▽

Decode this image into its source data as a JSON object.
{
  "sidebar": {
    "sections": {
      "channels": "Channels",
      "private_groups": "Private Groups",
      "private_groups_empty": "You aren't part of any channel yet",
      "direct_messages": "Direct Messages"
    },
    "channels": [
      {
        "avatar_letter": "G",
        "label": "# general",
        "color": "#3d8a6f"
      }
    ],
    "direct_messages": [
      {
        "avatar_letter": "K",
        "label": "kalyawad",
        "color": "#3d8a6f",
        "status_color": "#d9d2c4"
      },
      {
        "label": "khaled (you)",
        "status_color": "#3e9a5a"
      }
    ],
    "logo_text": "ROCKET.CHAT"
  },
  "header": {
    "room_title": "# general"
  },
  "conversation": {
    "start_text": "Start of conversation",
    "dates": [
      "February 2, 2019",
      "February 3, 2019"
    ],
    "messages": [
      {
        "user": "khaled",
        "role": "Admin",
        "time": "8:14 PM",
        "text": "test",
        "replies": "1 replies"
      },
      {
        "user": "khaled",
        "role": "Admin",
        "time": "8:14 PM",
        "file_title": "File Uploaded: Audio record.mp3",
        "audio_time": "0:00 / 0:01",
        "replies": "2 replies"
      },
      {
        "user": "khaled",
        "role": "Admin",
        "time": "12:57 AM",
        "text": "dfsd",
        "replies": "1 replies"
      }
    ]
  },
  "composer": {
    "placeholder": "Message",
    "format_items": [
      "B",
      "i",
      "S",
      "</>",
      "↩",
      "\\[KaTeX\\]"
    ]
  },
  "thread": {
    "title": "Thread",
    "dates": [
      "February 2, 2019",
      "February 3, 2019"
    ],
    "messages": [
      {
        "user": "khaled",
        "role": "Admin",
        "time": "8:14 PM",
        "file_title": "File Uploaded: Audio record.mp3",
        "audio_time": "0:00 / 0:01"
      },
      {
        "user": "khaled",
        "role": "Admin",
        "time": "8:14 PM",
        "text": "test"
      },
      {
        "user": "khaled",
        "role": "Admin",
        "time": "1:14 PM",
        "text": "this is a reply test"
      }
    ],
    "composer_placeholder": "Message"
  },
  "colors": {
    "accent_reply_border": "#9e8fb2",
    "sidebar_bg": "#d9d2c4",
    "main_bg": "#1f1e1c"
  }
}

△

> [WRITTEN TASK]:
Count how many lines above carry the word "conversation". Only the number is required.

> [TASK RESULT]:
2